### Questions on the material
1. Rewrite the article on the FDA warning letter, beginning at the words "FDA Issues Warning" and stopping after "in Bellvue, Nebraska.". Replace "FDA" with "Food and Drug Administration" throughout that span.
2. Extend the article on the FDA warning letter beyond its final sentence.

FDA Issues Warning Letter to Food Processor – Need Better Documentation of Root Cause Analysis and Corrective Actions
FDA Warning Letter
Food Safety News reported that the FDA had issued a warning letter on October 17, 2019, to John Larsen and Michael Sortino, co-owners of Marathon Ventures, Inc., after finding evidence of Listeria monocytogenes in their food processing facility in Bellvue, Nebraska.
The letter is quoted as saying:
“Your written corrective action procedure for your “Environmental Microbial Sampling SOP,” issued 3/19/2019, states that ‘(b)(4).’ However, between April 2019 and May 2019, you identified five positive environmental samples of L. monocytogenes, and you do not have records to show that you conducted an investigation of the potential source or cause of contamination.”
“Your responses indicate that state that although you did not document the root cause of the positive L. monocytogenes samples, you had performed a root cause analysis for each sample that tested positive for L. monocytogenes. However, your written response and “Environmental Microbial Sampling SOP,” issued 7/12/2019, do not address how you will ensure employees will document the corrective actions and investigations when there are positive environmental test results in the future. We will evaluate the effectiveness of your program during a future inspection.”
What Would a Good Root Cause Analysis Include
A good root cause analysis would include documentation of what happened to cause the contamination, the Causal Factors that led to the contamination, the root causes of each Causal Factor, and the corrective actions developed and implemented to prevent future contamination. This would be documented for each time contamination is identified.
After a good root cause analysis, one would expect that future problems would be prevented by the corrective actions and Generic Causes would be addressed to prevent similar causes of contamination in other parts of the facility.

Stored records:
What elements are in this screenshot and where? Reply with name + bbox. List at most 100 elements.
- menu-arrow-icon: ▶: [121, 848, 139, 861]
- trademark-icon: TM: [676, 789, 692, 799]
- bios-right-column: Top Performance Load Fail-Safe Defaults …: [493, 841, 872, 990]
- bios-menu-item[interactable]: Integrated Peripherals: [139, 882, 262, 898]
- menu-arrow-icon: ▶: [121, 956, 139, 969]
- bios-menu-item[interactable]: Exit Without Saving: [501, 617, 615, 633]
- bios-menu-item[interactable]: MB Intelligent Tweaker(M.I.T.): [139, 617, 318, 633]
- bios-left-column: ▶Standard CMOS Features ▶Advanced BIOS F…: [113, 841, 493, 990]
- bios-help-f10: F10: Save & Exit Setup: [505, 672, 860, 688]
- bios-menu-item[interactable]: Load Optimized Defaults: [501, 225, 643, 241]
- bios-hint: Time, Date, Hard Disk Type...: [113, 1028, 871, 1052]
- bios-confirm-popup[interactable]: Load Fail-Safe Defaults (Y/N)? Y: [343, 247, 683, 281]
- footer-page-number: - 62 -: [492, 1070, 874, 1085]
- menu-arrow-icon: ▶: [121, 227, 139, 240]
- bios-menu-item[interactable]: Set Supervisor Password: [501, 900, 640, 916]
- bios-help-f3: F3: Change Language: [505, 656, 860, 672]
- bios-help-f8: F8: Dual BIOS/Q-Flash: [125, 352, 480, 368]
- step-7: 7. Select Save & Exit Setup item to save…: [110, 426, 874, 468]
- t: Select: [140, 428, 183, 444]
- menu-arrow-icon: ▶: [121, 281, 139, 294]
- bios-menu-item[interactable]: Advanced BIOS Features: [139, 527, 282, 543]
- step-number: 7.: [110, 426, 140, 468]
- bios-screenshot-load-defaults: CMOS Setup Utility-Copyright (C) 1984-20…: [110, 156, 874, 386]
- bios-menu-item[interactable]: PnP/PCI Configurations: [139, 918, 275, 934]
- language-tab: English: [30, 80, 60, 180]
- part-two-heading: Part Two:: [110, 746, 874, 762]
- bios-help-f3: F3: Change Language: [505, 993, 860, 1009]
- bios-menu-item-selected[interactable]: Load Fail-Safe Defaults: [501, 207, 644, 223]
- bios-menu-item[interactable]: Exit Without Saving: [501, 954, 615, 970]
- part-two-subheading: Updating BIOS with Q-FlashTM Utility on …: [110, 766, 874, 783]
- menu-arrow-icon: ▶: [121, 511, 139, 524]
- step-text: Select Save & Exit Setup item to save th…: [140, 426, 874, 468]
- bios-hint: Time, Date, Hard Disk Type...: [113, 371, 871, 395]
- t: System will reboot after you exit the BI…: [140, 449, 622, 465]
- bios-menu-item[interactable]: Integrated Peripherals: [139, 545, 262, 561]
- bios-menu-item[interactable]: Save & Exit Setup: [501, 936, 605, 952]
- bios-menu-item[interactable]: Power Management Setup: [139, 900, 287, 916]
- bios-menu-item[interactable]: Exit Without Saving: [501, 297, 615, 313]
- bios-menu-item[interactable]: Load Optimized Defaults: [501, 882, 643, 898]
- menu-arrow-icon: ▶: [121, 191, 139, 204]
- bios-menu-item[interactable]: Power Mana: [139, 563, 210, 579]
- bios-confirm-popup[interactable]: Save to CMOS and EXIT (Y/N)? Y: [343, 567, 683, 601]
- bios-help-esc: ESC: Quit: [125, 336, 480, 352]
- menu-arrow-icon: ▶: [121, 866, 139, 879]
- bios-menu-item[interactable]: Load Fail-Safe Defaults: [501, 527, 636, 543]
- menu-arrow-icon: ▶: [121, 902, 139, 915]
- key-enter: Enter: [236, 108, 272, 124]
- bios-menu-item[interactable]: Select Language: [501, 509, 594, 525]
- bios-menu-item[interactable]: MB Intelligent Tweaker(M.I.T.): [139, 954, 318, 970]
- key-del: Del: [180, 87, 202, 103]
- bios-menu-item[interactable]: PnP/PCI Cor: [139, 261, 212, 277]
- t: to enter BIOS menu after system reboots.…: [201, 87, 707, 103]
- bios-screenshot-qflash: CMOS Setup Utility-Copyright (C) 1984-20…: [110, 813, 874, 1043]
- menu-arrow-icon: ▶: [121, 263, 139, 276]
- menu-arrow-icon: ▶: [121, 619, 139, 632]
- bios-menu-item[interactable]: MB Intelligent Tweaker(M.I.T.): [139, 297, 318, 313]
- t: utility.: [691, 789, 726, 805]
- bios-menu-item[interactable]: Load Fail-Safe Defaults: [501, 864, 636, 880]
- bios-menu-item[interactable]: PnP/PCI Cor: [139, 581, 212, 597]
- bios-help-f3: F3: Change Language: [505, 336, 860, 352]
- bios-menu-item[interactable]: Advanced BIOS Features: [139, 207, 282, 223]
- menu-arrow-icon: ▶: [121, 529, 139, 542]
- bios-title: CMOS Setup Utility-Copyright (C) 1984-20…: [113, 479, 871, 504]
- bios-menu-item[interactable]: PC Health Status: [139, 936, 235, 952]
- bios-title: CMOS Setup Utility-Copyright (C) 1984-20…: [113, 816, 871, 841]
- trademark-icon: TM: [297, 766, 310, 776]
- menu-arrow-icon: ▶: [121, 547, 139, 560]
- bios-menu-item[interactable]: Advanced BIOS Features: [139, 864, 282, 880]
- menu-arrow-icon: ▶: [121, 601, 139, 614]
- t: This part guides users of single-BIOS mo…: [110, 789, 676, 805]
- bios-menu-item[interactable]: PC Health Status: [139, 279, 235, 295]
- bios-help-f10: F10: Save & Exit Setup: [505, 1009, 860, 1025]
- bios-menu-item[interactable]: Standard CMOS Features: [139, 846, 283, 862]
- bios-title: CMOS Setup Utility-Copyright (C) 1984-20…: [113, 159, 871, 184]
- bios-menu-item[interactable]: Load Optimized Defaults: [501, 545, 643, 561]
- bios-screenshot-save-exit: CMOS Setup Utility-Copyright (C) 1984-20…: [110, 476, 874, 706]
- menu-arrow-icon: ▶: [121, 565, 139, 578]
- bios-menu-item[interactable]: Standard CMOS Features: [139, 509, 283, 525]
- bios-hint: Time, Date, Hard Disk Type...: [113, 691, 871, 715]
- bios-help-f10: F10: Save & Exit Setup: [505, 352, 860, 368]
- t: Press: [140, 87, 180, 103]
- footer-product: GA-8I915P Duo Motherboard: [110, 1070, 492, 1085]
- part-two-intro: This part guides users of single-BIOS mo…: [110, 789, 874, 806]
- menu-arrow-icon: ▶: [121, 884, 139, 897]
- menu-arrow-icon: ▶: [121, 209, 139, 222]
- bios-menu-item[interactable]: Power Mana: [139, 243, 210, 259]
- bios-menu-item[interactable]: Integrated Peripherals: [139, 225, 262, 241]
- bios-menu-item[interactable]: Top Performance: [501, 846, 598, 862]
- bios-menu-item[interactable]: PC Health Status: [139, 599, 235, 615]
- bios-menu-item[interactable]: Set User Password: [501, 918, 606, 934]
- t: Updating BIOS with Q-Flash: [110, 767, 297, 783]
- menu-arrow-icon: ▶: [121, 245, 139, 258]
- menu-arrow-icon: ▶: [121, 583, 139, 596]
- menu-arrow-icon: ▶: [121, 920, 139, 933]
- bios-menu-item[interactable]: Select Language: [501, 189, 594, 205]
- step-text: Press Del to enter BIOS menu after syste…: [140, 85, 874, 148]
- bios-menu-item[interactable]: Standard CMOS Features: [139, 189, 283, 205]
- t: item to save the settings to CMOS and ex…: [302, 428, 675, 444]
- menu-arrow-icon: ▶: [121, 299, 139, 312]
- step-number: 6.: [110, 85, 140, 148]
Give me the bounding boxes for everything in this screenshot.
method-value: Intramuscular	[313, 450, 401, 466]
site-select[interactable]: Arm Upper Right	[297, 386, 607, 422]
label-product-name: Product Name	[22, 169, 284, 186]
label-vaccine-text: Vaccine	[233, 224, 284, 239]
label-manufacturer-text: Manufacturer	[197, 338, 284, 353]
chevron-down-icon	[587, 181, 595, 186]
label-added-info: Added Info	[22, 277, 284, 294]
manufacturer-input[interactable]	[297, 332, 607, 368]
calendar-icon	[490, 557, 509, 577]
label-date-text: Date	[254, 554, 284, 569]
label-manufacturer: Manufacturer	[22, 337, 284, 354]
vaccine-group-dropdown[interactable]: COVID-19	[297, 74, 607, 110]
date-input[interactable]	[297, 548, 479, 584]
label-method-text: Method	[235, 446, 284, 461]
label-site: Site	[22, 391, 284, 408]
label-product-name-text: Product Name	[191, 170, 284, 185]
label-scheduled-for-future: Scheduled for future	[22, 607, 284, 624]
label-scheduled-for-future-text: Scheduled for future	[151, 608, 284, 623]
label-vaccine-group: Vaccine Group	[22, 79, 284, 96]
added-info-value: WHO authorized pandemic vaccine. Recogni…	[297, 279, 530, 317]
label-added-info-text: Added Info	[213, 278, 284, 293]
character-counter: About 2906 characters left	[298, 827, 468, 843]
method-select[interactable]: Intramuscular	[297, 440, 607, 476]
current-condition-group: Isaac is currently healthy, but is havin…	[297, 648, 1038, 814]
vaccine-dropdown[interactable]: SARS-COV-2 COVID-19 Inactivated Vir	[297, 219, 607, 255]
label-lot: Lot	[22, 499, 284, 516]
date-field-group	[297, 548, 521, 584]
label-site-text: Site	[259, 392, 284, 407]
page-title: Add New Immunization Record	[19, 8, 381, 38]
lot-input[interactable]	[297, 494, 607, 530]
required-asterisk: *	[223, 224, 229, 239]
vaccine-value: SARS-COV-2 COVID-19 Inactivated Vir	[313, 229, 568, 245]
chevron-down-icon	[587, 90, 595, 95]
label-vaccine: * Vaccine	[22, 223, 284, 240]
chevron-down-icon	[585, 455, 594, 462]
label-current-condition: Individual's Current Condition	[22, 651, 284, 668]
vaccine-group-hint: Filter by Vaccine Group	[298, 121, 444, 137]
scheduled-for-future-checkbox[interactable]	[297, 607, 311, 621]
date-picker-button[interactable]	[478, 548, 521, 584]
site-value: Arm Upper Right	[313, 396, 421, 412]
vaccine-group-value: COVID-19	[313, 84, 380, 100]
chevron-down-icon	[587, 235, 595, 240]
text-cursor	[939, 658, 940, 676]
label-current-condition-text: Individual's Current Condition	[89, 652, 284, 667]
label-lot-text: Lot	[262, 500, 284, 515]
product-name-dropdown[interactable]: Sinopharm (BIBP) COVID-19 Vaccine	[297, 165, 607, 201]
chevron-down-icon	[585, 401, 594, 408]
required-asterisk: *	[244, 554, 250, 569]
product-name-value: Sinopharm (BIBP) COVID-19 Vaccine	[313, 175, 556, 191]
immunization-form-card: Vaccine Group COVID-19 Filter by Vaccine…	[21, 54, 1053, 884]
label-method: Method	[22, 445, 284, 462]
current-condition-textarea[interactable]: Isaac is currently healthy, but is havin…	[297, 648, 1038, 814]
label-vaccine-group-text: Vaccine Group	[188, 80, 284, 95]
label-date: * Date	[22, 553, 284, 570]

### Answers to each task
1.
Food and Drug Administration Issues Warning Letter to Food Processor – Need Better Documentation of Root Cause Analysis and Corrective Actions
Food and Drug Administration Warning Letter
Food Safety News reported that the Food and Drug Administration had issued a warning letter on October 17, 2019, to John Larsen and Michael Sortino, co-owners of Marathon Ventures, Inc., after finding evidence of Listeria monocytogenes in their food processing facility in Bellvue, Nebraska.

2.
Results of Good Root Cause Analysis
The best proof of a good root cause analysis, besides thorough documentation, is the prevention of future similar incidents. Repeat contamination and findings of contamination during follow-up regulatory inspections is an indicator that either the root cause analysis was not thorough and effective and/or, the corrective actions did not effectively address the root causes, and/or the corrective actions were not effectively implemented.
The results of good root cause analysis have been shown in all types of manufacturing facilities including those regulated by the FDA. Implementing good manufacturing practices and taking action by performing a thorough root cause analysis and implementing effective corrective actions should prevent warning letters from the FDA.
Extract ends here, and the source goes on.